— BEGIN Working data —

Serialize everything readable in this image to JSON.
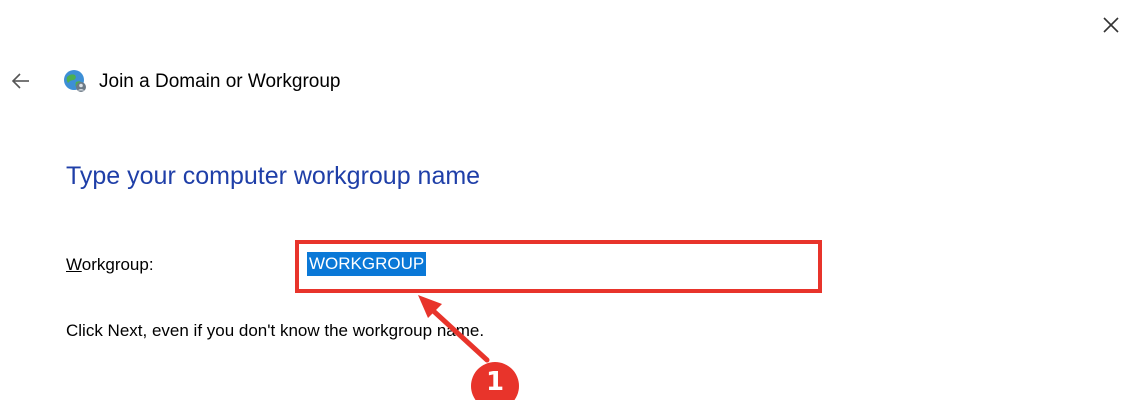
{
  "window": {
    "title": "Join a Domain or Workgroup",
    "close_icon": "close-icon",
    "back_icon": "back-arrow-icon",
    "app_icon": "network-globe-icon"
  },
  "main": {
    "heading": "Type your computer workgroup name",
    "workgroup_label_mnemonic": "W",
    "workgroup_label_rest": "orkgroup:",
    "workgroup_value": "WORKGROUP",
    "hint": "Click Next, even if you don't know the workgroup name."
  },
  "annotation": {
    "badge_number": "1",
    "color": "#e8342b"
  },
  "colors": {
    "heading": "#1f3fa8",
    "selection": "#0a78d7",
    "highlight_border": "#e8342b"
  }
}
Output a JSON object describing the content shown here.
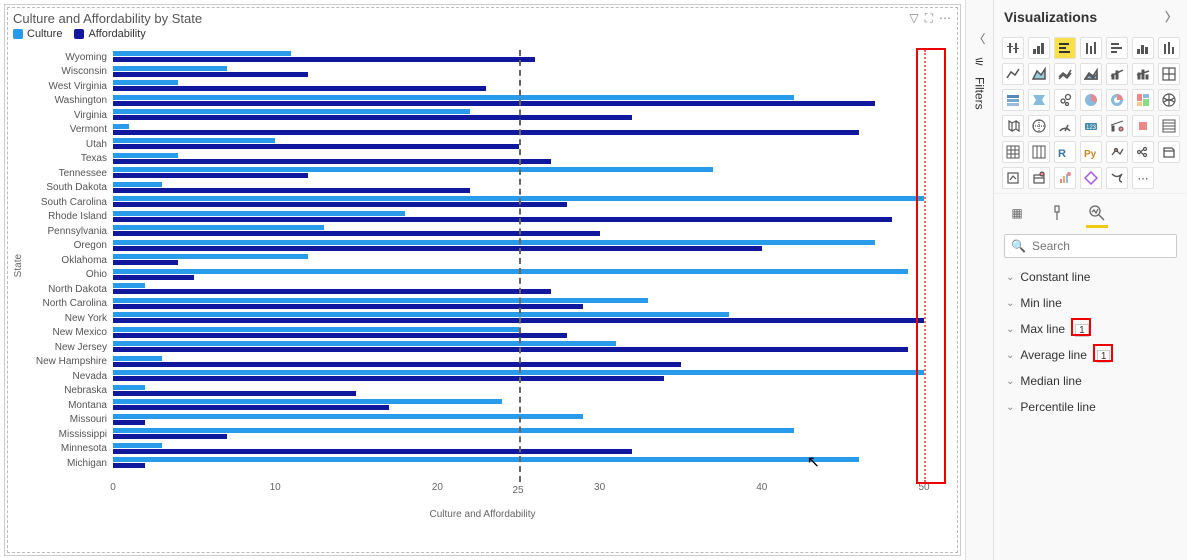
{
  "chart": {
    "title": "Culture and Affordability by State",
    "legend": {
      "culture": "Culture",
      "afford": "Affordability"
    },
    "y_label": "State",
    "x_label": "Culture and Affordability",
    "ticks": [
      0,
      10,
      20,
      30,
      40,
      50
    ],
    "avg_label": "25",
    "colors": {
      "culture": "#289bea",
      "afford": "#10189e"
    }
  },
  "chart_data": {
    "type": "bar",
    "orientation": "horizontal",
    "x_field": "State",
    "series": [
      {
        "name": "Culture",
        "color": "#289bea"
      },
      {
        "name": "Affordability",
        "color": "#10189e"
      }
    ],
    "xlim": [
      0,
      50
    ],
    "reference_lines": {
      "average": 25,
      "max": 50
    },
    "data": [
      {
        "state": "Wyoming",
        "culture": 11,
        "afford": 26
      },
      {
        "state": "Wisconsin",
        "culture": 7,
        "afford": 12
      },
      {
        "state": "West Virginia",
        "culture": 4,
        "afford": 23
      },
      {
        "state": "Washington",
        "culture": 42,
        "afford": 47
      },
      {
        "state": "Virginia",
        "culture": 22,
        "afford": 32
      },
      {
        "state": "Vermont",
        "culture": 1,
        "afford": 46
      },
      {
        "state": "Utah",
        "culture": 10,
        "afford": 25
      },
      {
        "state": "Texas",
        "culture": 4,
        "afford": 27
      },
      {
        "state": "Tennessee",
        "culture": 37,
        "afford": 12
      },
      {
        "state": "South Dakota",
        "culture": 3,
        "afford": 22
      },
      {
        "state": "South Carolina",
        "culture": 50,
        "afford": 28
      },
      {
        "state": "Rhode Island",
        "culture": 18,
        "afford": 48
      },
      {
        "state": "Pennsylvania",
        "culture": 13,
        "afford": 30
      },
      {
        "state": "Oregon",
        "culture": 47,
        "afford": 40
      },
      {
        "state": "Oklahoma",
        "culture": 12,
        "afford": 4
      },
      {
        "state": "Ohio",
        "culture": 49,
        "afford": 5
      },
      {
        "state": "North Dakota",
        "culture": 2,
        "afford": 27
      },
      {
        "state": "North Carolina",
        "culture": 33,
        "afford": 29
      },
      {
        "state": "New York",
        "culture": 38,
        "afford": 50
      },
      {
        "state": "New Mexico",
        "culture": 25,
        "afford": 28
      },
      {
        "state": "New Jersey",
        "culture": 31,
        "afford": 49
      },
      {
        "state": "New Hampshire",
        "culture": 3,
        "afford": 35
      },
      {
        "state": "Nevada",
        "culture": 50,
        "afford": 34
      },
      {
        "state": "Nebraska",
        "culture": 2,
        "afford": 15
      },
      {
        "state": "Montana",
        "culture": 24,
        "afford": 17
      },
      {
        "state": "Missouri",
        "culture": 29,
        "afford": 2
      },
      {
        "state": "Mississippi",
        "culture": 42,
        "afford": 7
      },
      {
        "state": "Minnesota",
        "culture": 3,
        "afford": 32
      },
      {
        "state": "Michigan",
        "culture": 46,
        "afford": 2
      }
    ]
  },
  "filters": {
    "label": "Filters"
  },
  "viz": {
    "title": "Visualizations",
    "search_placeholder": "Search",
    "lines": {
      "constant": "Constant line",
      "min": "Min line",
      "max": "Max line",
      "average": "Average line",
      "median": "Median line",
      "percentile": "Percentile line"
    },
    "badges": {
      "max": "1",
      "average": "1"
    }
  }
}
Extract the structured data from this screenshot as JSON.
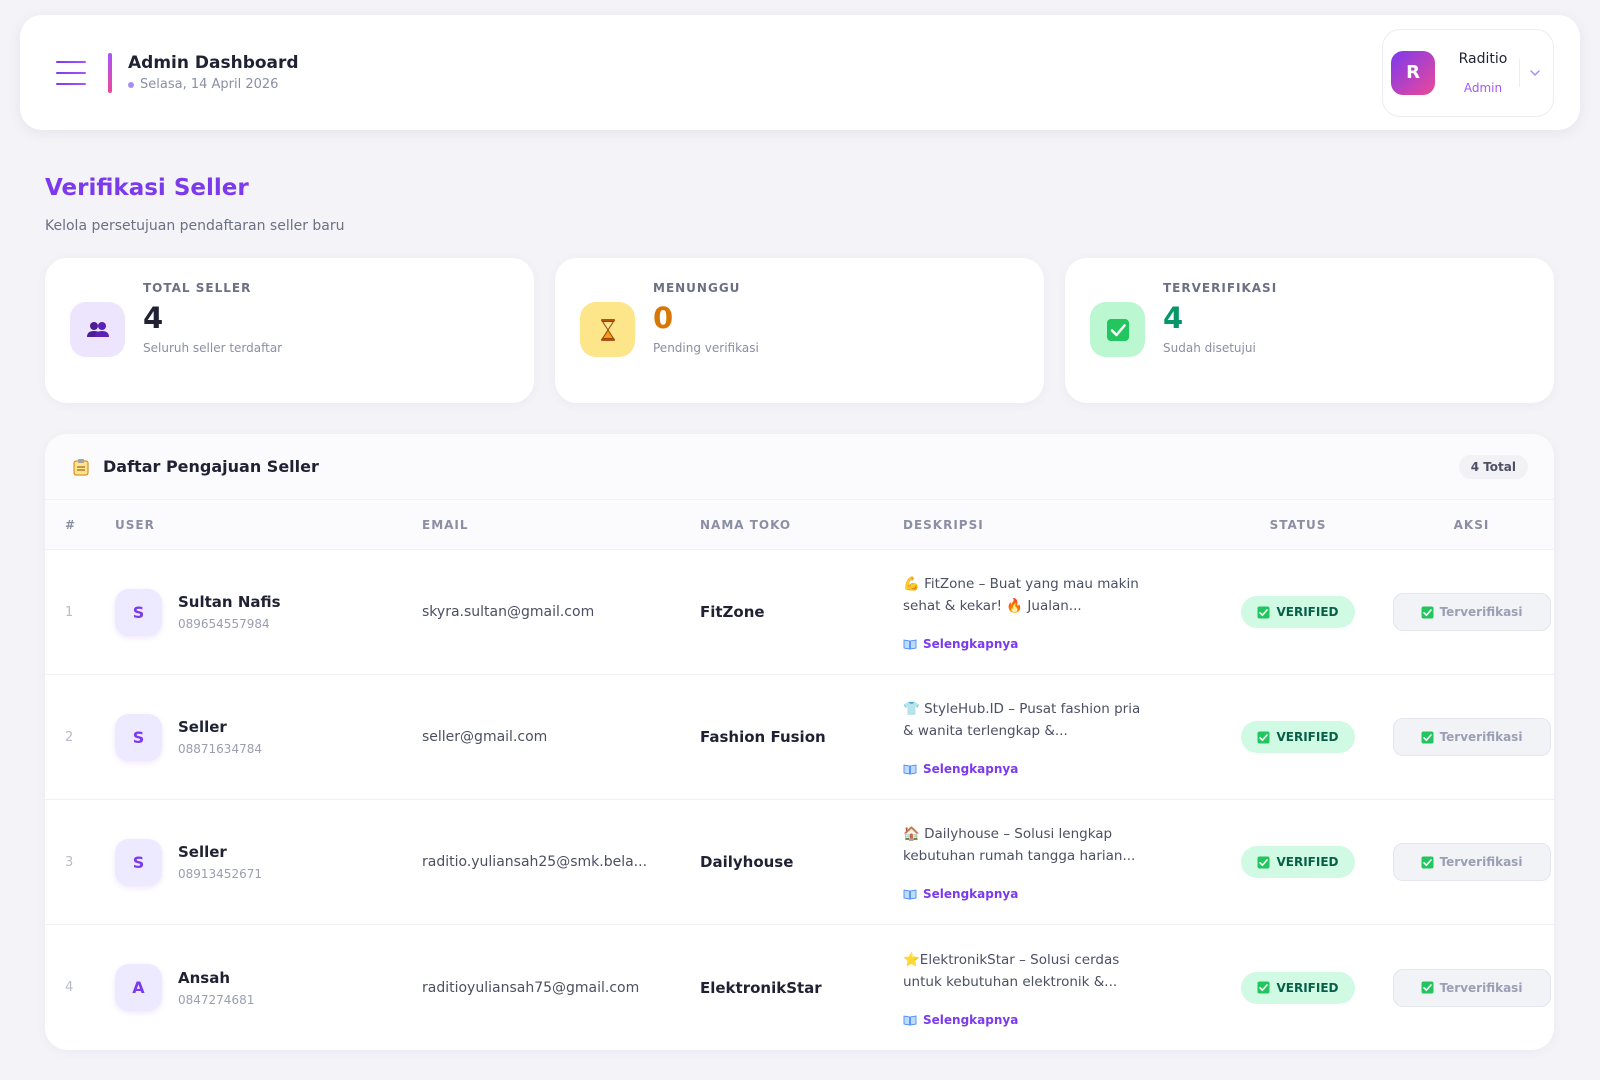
{
  "header": {
    "title": "Admin Dashboard",
    "date": "Selasa, 14 April 2026",
    "user": {
      "initial": "R",
      "name": "Raditio",
      "role": "Admin"
    }
  },
  "page": {
    "title": "Verifikasi Seller",
    "subtitle": "Kelola persetujuan pendaftaran seller baru"
  },
  "stats": [
    {
      "label": "TOTAL SELLER",
      "value": "4",
      "desc": "Seluruh seller terdaftar",
      "icon": "users-icon",
      "color": "#7c3aed"
    },
    {
      "label": "MENUNGGU",
      "value": "0",
      "desc": "Pending verifikasi",
      "icon": "hourglass-icon",
      "color": "#d97706"
    },
    {
      "label": "TERVERIFIKASI",
      "value": "4",
      "desc": "Sudah disetujui",
      "icon": "check-icon",
      "color": "#059669"
    }
  ],
  "table": {
    "title": "Daftar Pengajuan Seller",
    "total": "4 Total",
    "columns": {
      "num": "#",
      "user": "USER",
      "email": "EMAIL",
      "toko": "NAMA TOKO",
      "desc": "DESKRIPSI",
      "status": "STATUS",
      "aksi": "AKSI"
    },
    "more_label": "Selengkapnya",
    "rows": [
      {
        "num": "1",
        "initial": "S",
        "name": "Sultan Nafis",
        "phone": "089654557984",
        "email": "skyra.sultan@gmail.com",
        "toko": "FitZone",
        "desc": "💪 FitZone – Buat yang mau makin sehat & kekar! 🔥 Jualan...",
        "status": "VERIFIED",
        "aksi": "Terverifikasi"
      },
      {
        "num": "2",
        "initial": "S",
        "name": "Seller",
        "phone": "08871634784",
        "email": "seller@gmail.com",
        "toko": "Fashion Fusion",
        "desc": "👕 StyleHub.ID – Pusat fashion pria & wanita terlengkap &...",
        "status": "VERIFIED",
        "aksi": "Terverifikasi"
      },
      {
        "num": "3",
        "initial": "S",
        "name": "Seller",
        "phone": "08913452671",
        "email": "raditio.yuliansah25@smk.bela...",
        "toko": "Dailyhouse",
        "desc": "🏠 Dailyhouse – Solusi lengkap kebutuhan rumah tangga harian...",
        "status": "VERIFIED",
        "aksi": "Terverifikasi"
      },
      {
        "num": "4",
        "initial": "A",
        "name": "Ansah",
        "phone": "0847274681",
        "email": "raditioyuliansah75@gmail.com",
        "toko": "ElektronikStar",
        "desc": "⭐ElektronikStar – Solusi cerdas untuk kebutuhan elektronik &...",
        "status": "VERIFIED",
        "aksi": "Terverifikasi"
      }
    ]
  }
}
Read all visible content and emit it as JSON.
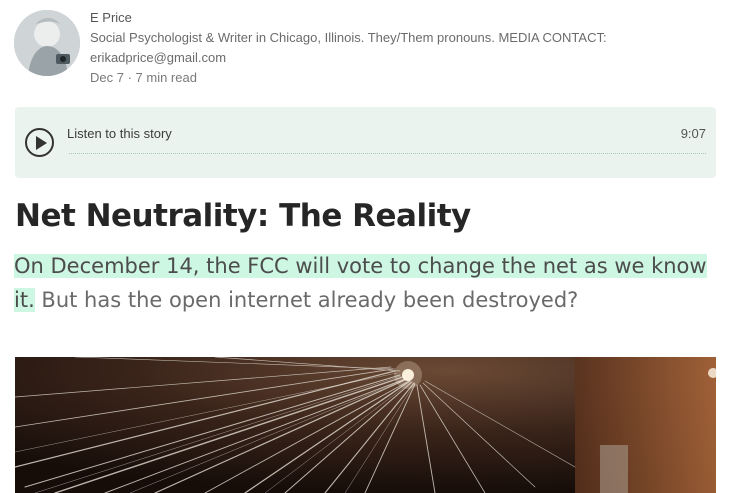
{
  "author": {
    "name": "E Price",
    "bio_line1": "Social Psychologist & Writer in Chicago, Illinois. They/Them pronouns. MEDIA CONTACT:",
    "bio_line2": "erikadprice@gmail.com",
    "date": "Dec 7",
    "separator": " · ",
    "read_time": "7 min read",
    "avatar_icon": "author-avatar"
  },
  "audio": {
    "label": "Listen to this story",
    "duration": "9:07",
    "play_icon": "play-icon",
    "background": "#eaf3ee"
  },
  "article": {
    "title": "Net Neutrality: The Reality",
    "subtitle_highlighted": "On December 14, the FCC will vote to change the net as we know it.",
    "subtitle_rest": " But has the open internet already been destroyed?",
    "highlight_color": "#cdf6e3"
  },
  "hero_image": {
    "description_icon": "fiber-optic-image"
  }
}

— END Working data —

**What is asked**: Report how many lines of the listing above include the word "Dailyhouse". Say nothing but the number.

**Solution to this task**: 2